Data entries
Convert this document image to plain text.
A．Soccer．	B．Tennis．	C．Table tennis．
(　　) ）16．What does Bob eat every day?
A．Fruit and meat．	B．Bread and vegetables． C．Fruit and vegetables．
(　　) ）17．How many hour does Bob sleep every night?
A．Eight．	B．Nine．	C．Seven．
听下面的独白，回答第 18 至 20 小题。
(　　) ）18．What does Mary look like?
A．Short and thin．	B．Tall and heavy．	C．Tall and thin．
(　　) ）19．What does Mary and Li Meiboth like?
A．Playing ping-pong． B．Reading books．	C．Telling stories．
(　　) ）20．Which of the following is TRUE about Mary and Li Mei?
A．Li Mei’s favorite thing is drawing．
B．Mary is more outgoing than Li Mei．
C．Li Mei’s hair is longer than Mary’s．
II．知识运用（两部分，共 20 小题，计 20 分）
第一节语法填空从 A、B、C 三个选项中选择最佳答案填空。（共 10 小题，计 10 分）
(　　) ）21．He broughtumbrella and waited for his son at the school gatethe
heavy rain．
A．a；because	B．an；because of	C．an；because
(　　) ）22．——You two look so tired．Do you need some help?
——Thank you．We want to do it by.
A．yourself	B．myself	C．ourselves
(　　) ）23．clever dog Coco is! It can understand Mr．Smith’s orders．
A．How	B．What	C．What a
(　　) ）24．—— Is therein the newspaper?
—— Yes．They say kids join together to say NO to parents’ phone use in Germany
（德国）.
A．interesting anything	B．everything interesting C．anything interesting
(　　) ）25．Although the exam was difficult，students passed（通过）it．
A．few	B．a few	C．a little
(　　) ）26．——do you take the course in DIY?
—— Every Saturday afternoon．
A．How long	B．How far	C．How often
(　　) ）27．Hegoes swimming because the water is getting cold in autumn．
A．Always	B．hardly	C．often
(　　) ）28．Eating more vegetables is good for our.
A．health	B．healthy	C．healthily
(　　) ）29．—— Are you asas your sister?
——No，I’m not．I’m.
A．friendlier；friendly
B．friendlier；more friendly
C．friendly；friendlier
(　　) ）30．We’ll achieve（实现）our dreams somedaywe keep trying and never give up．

**Task to carry out**
Report how many lines of the listing above include the word "friendlier". Say nothing but the number.

**Result for this task**
3